Task details: Type out the material below exactly.
*****
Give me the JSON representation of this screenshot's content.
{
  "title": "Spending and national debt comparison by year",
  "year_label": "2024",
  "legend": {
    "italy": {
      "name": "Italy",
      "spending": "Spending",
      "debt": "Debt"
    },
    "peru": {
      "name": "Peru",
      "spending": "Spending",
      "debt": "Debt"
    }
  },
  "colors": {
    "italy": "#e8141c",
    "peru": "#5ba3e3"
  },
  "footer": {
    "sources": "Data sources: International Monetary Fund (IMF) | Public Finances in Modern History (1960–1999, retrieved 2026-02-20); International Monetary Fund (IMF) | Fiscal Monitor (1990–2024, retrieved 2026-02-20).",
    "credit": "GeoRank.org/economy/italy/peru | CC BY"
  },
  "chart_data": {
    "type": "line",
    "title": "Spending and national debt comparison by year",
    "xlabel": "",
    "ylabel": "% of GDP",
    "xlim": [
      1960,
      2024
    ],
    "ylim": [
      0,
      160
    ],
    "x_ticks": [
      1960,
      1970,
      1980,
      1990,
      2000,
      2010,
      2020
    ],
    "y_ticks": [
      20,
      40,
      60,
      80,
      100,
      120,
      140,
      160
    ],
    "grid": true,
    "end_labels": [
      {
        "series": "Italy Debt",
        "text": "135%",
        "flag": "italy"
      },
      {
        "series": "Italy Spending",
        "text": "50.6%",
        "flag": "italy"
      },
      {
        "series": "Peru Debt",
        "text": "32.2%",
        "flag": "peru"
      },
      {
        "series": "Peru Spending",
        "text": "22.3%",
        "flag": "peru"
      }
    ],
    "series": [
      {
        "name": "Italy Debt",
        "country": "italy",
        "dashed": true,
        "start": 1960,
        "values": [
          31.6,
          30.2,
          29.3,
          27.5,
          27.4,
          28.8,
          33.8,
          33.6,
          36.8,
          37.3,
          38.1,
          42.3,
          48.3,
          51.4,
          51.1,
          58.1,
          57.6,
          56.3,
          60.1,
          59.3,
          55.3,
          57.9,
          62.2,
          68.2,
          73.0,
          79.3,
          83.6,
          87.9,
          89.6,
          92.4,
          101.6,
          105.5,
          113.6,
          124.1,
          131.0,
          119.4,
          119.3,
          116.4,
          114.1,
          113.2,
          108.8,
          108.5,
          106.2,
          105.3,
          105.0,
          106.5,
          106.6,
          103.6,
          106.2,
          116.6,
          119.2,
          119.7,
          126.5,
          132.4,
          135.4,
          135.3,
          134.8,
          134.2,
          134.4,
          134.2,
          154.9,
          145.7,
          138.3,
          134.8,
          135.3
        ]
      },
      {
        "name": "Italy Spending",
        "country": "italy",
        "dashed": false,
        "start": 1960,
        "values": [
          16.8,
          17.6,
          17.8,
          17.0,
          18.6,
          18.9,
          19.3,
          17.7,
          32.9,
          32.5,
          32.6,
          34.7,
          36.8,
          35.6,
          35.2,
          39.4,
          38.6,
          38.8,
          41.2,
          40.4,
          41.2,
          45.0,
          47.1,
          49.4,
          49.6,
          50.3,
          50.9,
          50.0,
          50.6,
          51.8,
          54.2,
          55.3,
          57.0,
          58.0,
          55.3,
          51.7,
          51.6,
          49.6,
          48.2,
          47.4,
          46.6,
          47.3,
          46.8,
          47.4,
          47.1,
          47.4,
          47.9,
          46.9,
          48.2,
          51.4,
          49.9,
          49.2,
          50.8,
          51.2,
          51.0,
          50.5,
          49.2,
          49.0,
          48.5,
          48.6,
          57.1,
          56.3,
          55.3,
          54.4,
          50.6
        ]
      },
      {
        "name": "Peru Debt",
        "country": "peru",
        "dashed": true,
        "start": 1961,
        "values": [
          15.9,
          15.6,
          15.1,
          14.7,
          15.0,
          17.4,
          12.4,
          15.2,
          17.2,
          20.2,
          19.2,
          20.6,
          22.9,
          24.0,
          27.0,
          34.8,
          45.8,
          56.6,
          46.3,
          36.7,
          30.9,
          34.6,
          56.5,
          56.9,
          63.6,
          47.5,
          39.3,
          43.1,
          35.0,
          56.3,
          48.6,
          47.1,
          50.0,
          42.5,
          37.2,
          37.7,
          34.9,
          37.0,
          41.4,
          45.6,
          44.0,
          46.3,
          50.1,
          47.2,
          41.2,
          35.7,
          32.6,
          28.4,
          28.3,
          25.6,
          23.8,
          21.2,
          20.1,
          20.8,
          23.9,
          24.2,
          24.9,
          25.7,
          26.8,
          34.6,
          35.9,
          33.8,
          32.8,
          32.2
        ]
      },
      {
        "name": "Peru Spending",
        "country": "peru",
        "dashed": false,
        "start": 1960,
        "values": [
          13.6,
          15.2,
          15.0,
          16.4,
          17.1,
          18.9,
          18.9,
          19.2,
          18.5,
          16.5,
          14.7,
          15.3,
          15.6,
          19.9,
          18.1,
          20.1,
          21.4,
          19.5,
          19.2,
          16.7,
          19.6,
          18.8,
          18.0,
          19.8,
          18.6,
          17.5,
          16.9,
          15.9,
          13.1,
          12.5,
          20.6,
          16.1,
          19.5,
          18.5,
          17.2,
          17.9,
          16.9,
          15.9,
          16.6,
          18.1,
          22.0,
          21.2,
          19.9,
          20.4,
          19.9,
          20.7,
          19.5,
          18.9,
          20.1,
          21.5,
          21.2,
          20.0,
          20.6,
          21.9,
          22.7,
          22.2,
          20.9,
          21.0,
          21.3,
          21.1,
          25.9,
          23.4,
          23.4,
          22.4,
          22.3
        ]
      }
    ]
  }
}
*****
Finished task:
Give me the JSON representation of this screenshot's content.
{
  "title": "Spending and national debt comparison by year",
  "year_label": "2024",
  "legend": {
    "italy": {
      "name": "Italy",
      "spending": "Spending",
      "debt": "Debt"
    },
    "peru": {
      "name": "Peru",
      "spending": "Spending",
      "debt": "Debt"
    }
  },
  "colors": {
    "italy": "#e8141c",
    "peru": "#5ba3e3"
  },
  "footer": {
    "sources": "Data sources: International Monetary Fund (IMF) | Public Finances in Modern History (1960–1999, retrieved 2026-02-20); International Monetary Fund (IMF) | Fiscal Monitor (1990–2024, retrieved 2026-02-20).",
    "credit": "GeoRank.org/economy/italy/peru | CC BY"
  },
  "chart_data": {
    "type": "line",
    "title": "Spending and national debt comparison by year",
    "xlabel": "",
    "ylabel": "% of GDP",
    "xlim": [
      1960,
      2024
    ],
    "ylim": [
      0,
      160
    ],
    "x_ticks": [
      1960,
      1970,
      1980,
      1990,
      2000,
      2010,
      2020
    ],
    "y_ticks": [
      20,
      40,
      60,
      80,
      100,
      120,
      140,
      160
    ],
    "grid": true,
    "end_labels": [
      {
        "series": "Italy Debt",
        "text": "135%",
        "flag": "italy"
      },
      {
        "series": "Italy Spending",
        "text": "50.6%",
        "flag": "italy"
      },
      {
        "series": "Peru Debt",
        "text": "32.2%",
        "flag": "peru"
      },
      {
        "series": "Peru Spending",
        "text": "22.3%",
        "flag": "peru"
      }
    ],
    "series": [
      {
        "name": "Italy Debt",
        "country": "italy",
        "dashed": true,
        "start": 1960,
        "values": [
          31.6,
          30.2,
          29.3,
          27.5,
          27.4,
          28.8,
          33.8,
          33.6,
          36.8,
          37.3,
          38.1,
          42.3,
          48.3,
          51.4,
          51.1,
          58.1,
          57.6,
          56.3,
          60.1,
          59.3,
          55.3,
          57.9,
          62.2,
          68.2,
          73.0,
          79.3,
          83.6,
          87.9,
          89.6,
          92.4,
          101.6,
          105.5,
          113.6,
          124.1,
          131.0,
          119.4,
          119.3,
          116.4,
          114.1,
          113.2,
          108.8,
          108.5,
          106.2,
          105.3,
          105.0,
          106.5,
          106.6,
          103.6,
          106.2,
          116.6,
          119.2,
          119.7,
          126.5,
          132.4,
          135.4,
          135.3,
          134.8,
          134.2,
          134.4,
          134.2,
          154.9,
          145.7,
          138.3,
          134.8,
          135.3
        ]
      },
      {
        "name": "Italy Spending",
        "country": "italy",
        "dashed": false,
        "start": 1960,
        "values": [
          16.8,
          17.6,
          17.8,
          17.0,
          18.6,
          18.9,
          19.3,
          17.7,
          32.9,
          32.5,
          32.6,
          34.7,
          36.8,
          35.6,
          35.2,
          39.4,
          38.6,
          38.8,
          41.2,
          40.4,
          41.2,
          45.0,
          47.1,
          49.4,
          49.6,
          50.3,
          50.9,
          50.0,
          50.6,
          51.8,
          54.2,
          55.3,
          57.0,
          58.0,
          55.3,
          51.7,
          51.6,
          49.6,
          48.2,
          47.4,
          46.6,
          47.3,
          46.8,
          47.4,
          47.1,
          47.4,
          47.9,
          46.9,
          48.2,
          51.4,
          49.9,
          49.2,
          50.8,
          51.2,
          51.0,
          50.5,
          49.2,
          49.0,
          48.5,
          48.6,
          57.1,
          56.3,
          55.3,
          54.4,
          50.6
        ]
      },
      {
        "name": "Peru Debt",
        "country": "peru",
        "dashed": true,
        "start": 1961,
        "values": [
          15.9,
          15.6,
          15.1,
          14.7,
          15.0,
          17.4,
          12.4,
          15.2,
          17.2,
          20.2,
          19.2,
          20.6,
          22.9,
          24.0,
          27.0,
          34.8,
          45.8,
          56.6,
          46.3,
          36.7,
          30.9,
          34.6,
          56.5,
          56.9,
          63.6,
          47.5,
          39.3,
          43.1,
          35.0,
          56.3,
          48.6,
          47.1,
          50.0,
          42.5,
          37.2,
          37.7,
          34.9,
          37.0,
          41.4,
          45.6,
          44.0,
          46.3,
          50.1,
          47.2,
          41.2,
          35.7,
          32.6,
          28.4,
          28.3,
          25.6,
          23.8,
          21.2,
          20.1,
          20.8,
          23.9,
          24.2,
          24.9,
          25.7,
          26.8,
          34.6,
          35.9,
          33.8,
          32.8,
          32.2
        ]
      },
      {
        "name": "Peru Spending",
        "country": "peru",
        "dashed": false,
        "start": 1960,
        "values": [
          13.6,
          15.2,
          15.0,
          16.4,
          17.1,
          18.9,
          18.9,
          19.2,
          18.5,
          16.5,
          14.7,
          15.3,
          15.6,
          19.9,
          18.1,
          20.1,
          21.4,
          19.5,
          19.2,
          16.7,
          19.6,
          18.8,
          18.0,
          19.8,
          18.6,
          17.5,
          16.9,
          15.9,
          13.1,
          12.5,
          20.6,
          16.1,
          19.5,
          18.5,
          17.2,
          17.9,
          16.9,
          15.9,
          16.6,
          18.1,
          22.0,
          21.2,
          19.9,
          20.4,
          19.9,
          20.7,
          19.5,
          18.9,
          20.1,
          21.5,
          21.2,
          20.0,
          20.6,
          21.9,
          22.7,
          22.2,
          20.9,
          21.0,
          21.3,
          21.1,
          25.9,
          23.4,
          23.4,
          22.4,
          22.3
        ]
      }
    ]
  }
}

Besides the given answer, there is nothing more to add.